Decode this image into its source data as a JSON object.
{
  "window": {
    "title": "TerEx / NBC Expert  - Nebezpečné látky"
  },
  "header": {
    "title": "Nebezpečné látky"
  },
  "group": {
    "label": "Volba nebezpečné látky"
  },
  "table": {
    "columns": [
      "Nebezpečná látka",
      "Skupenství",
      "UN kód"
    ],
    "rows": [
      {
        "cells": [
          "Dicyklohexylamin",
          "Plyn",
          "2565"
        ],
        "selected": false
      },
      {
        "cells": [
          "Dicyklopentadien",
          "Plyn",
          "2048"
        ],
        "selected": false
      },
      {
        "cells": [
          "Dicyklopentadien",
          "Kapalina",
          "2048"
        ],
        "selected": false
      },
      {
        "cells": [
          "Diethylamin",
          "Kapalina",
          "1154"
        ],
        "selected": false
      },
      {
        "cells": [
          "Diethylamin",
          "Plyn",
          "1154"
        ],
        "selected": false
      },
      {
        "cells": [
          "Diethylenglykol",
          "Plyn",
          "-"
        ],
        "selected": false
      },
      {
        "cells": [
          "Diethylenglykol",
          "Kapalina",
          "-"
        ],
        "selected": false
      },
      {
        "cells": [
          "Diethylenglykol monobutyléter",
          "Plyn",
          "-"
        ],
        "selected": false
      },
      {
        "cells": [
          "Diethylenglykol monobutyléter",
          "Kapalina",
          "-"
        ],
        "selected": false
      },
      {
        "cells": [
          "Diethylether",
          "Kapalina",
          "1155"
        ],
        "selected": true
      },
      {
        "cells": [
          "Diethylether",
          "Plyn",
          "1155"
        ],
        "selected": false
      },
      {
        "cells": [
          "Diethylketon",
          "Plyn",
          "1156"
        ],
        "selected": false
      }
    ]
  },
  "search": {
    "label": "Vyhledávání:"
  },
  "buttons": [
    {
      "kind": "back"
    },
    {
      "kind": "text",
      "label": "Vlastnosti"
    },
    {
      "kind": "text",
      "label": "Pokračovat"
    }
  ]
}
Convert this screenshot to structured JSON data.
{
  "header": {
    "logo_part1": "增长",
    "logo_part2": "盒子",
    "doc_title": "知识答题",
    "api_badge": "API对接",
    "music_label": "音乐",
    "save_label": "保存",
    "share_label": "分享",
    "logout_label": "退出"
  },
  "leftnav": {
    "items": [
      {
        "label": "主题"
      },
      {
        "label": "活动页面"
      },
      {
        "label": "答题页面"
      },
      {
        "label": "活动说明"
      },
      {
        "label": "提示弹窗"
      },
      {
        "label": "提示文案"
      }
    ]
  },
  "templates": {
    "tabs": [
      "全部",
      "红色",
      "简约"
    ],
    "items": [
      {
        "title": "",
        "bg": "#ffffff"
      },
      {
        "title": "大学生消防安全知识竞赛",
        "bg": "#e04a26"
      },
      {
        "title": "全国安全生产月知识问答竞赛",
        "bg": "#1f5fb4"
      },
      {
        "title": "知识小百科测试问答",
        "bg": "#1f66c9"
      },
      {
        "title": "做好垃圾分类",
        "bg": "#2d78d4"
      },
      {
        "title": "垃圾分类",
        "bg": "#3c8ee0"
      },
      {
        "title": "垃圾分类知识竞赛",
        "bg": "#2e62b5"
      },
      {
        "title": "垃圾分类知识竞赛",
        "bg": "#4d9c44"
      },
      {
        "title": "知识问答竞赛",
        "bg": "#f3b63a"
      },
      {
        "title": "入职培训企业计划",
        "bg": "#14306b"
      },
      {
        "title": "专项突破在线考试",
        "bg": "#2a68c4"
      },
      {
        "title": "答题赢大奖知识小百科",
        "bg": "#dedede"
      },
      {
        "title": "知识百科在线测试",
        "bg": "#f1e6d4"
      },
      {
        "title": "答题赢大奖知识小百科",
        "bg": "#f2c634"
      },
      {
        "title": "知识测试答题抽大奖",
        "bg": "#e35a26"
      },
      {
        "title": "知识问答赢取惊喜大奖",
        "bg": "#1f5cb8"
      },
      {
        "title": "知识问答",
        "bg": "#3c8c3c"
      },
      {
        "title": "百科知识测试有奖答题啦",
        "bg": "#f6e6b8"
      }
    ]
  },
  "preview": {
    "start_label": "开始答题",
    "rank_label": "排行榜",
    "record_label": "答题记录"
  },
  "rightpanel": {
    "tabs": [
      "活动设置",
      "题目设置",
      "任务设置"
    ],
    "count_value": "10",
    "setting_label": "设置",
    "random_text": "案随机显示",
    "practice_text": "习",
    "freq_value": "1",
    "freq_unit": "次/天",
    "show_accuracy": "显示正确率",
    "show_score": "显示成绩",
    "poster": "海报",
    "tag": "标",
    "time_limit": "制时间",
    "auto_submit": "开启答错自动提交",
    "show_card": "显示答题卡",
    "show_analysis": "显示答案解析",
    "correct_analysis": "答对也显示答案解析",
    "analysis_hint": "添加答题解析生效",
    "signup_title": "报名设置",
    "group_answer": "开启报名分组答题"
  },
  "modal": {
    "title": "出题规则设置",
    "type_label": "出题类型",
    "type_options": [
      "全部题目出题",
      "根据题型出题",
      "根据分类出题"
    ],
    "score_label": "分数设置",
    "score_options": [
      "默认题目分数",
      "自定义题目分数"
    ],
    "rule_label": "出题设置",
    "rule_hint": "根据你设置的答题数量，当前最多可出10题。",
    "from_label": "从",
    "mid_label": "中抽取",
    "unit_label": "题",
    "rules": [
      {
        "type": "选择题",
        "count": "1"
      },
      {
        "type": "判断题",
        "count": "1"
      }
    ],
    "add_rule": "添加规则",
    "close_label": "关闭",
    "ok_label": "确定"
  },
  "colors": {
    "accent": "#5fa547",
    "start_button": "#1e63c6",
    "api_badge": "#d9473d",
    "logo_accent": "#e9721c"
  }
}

· · · ·

* **SET EXERCISE**: Transcribe all the entries, keeping each one exactly as it is.

* **RESPONSE TO THE EXERCISE**:
Decode this image into its source data as a JSON object.
{
  "window": {
    "title": "TerEx / NBC Expert  - Nebezpečné látky"
  },
  "header": {
    "title": "Nebezpečné látky"
  },
  "group": {
    "label": "Volba nebezpečné látky"
  },
  "table": {
    "columns": [
      "Nebezpečná látka",
      "Skupenství",
      "UN kód"
    ],
    "rows": [
      {
        "cells": [
          "Dicyklohexylamin",
          "Plyn",
          "2565"
        ],
        "selected": false
      },
      {
        "cells": [
          "Dicyklopentadien",
          "Plyn",
          "2048"
        ],
        "selected": false
      },
      {
        "cells": [
          "Dicyklopentadien",
          "Kapalina",
          "2048"
        ],
        "selected": false
      },
      {
        "cells": [
          "Diethylamin",
          "Kapalina",
          "1154"
        ],
        "selected": false
      },
      {
        "cells": [
          "Diethylamin",
          "Plyn",
          "1154"
        ],
        "selected": false
      },
      {
        "cells": [
          "Diethylenglykol",
          "Plyn",
          "-"
        ],
        "selected": false
      },
      {
        "cells": [
          "Diethylenglykol",
          "Kapalina",
          "-"
        ],
        "selected": false
      },
      {
        "cells": [
          "Diethylenglykol monobutyléter",
          "Plyn",
          "-"
        ],
        "selected": false
      },
      {
        "cells": [
          "Diethylenglykol monobutyléter",
          "Kapalina",
          "-"
        ],
        "selected": false
      },
      {
        "cells": [
          "Diethylether",
          "Kapalina",
          "1155"
        ],
        "selected": true
      },
      {
        "cells": [
          "Diethylether",
          "Plyn",
          "1155"
        ],
        "selected": false
      },
      {
        "cells": [
          "Diethylketon",
          "Plyn",
          "1156"
        ],
        "selected": false
      }
    ]
  },
  "search": {
    "label": "Vyhledávání:"
  },
  "buttons": [
    {
      "kind": "back"
    },
    {
      "kind": "text",
      "label": "Vlastnosti"
    },
    {
      "kind": "text",
      "label": "Pokračovat"
    }
  ]
}
Convert this screenshot to structured JSON data.
{
  "header": {
    "logo_part1": "增长",
    "logo_part2": "盒子",
    "doc_title": "知识答题",
    "api_badge": "API对接",
    "music_label": "音乐",
    "save_label": "保存",
    "share_label": "分享",
    "logout_label": "退出"
  },
  "leftnav": {
    "items": [
      {
        "label": "主题"
      },
      {
        "label": "活动页面"
      },
      {
        "label": "答题页面"
      },
      {
        "label": "活动说明"
      },
      {
        "label": "提示弹窗"
      },
      {
        "label": "提示文案"
      }
    ]
  },
  "templates": {
    "tabs": [
      "全部",
      "红色",
      "简约"
    ],
    "items": [
      {
        "title": "",
        "bg": "#ffffff"
      },
      {
        "title": "大学生消防安全知识竞赛",
        "bg": "#e04a26"
      },
      {
        "title": "全国安全生产月知识问答竞赛",
        "bg": "#1f5fb4"
      },
      {
        "title": "知识小百科测试问答",
        "bg": "#1f66c9"
      },
      {
        "title": "做好垃圾分类",
        "bg": "#2d78d4"
      },
      {
        "title": "垃圾分类",
        "bg": "#3c8ee0"
      },
      {
        "title": "垃圾分类知识竞赛",
        "bg": "#2e62b5"
      },
      {
        "title": "垃圾分类知识竞赛",
        "bg": "#4d9c44"
      },
      {
        "title": "知识问答竞赛",
        "bg": "#f3b63a"
      },
      {
        "title": "入职培训企业计划",
        "bg": "#14306b"
      },
      {
        "title": "专项突破在线考试",
        "bg": "#2a68c4"
      },
      {
        "title": "答题赢大奖知识小百科",
        "bg": "#dedede"
      },
      {
        "title": "知识百科在线测试",
        "bg": "#f1e6d4"
      },
      {
        "title": "答题赢大奖知识小百科",
        "bg": "#f2c634"
      },
      {
        "title": "知识测试答题抽大奖",
        "bg": "#e35a26"
      },
      {
        "title": "知识问答赢取惊喜大奖",
        "bg": "#1f5cb8"
      },
      {
        "title": "知识问答",
        "bg": "#3c8c3c"
      },
      {
        "title": "百科知识测试有奖答题啦",
        "bg": "#f6e6b8"
      }
    ]
  },
  "preview": {
    "start_label": "开始答题",
    "rank_label": "排行榜",
    "record_label": "答题记录"
  },
  "rightpanel": {
    "tabs": [
      "活动设置",
      "题目设置",
      "任务设置"
    ],
    "count_value": "10",
    "setting_label": "设置",
    "random_text": "案随机显示",
    "practice_text": "习",
    "freq_value": "1",
    "freq_unit": "次/天",
    "show_accuracy": "显示正确率",
    "show_score": "显示成绩",
    "poster": "海报",
    "tag": "标",
    "time_limit": "制时间",
    "auto_submit": "开启答错自动提交",
    "show_card": "显示答题卡",
    "show_analysis": "显示答案解析",
    "correct_analysis": "答对也显示答案解析",
    "analysis_hint": "添加答题解析生效",
    "signup_title": "报名设置",
    "group_answer": "开启报名分组答题"
  },
  "modal": {
    "title": "出题规则设置",
    "type_label": "出题类型",
    "type_options": [
      "全部题目出题",
      "根据题型出题",
      "根据分类出题"
    ],
    "score_label": "分数设置",
    "score_options": [
      "默认题目分数",
      "自定义题目分数"
    ],
    "rule_label": "出题设置",
    "rule_hint": "根据你设置的答题数量，当前最多可出10题。",
    "from_label": "从",
    "mid_label": "中抽取",
    "unit_label": "题",
    "rules": [
      {
        "type": "选择题",
        "count": "1"
      },
      {
        "type": "判断题",
        "count": "1"
      }
    ],
    "add_rule": "添加规则",
    "close_label": "关闭",
    "ok_label": "确定"
  },
  "colors": {
    "accent": "#5fa547",
    "start_button": "#1e63c6",
    "api_badge": "#d9473d",
    "logo_accent": "#e9721c"
  }
}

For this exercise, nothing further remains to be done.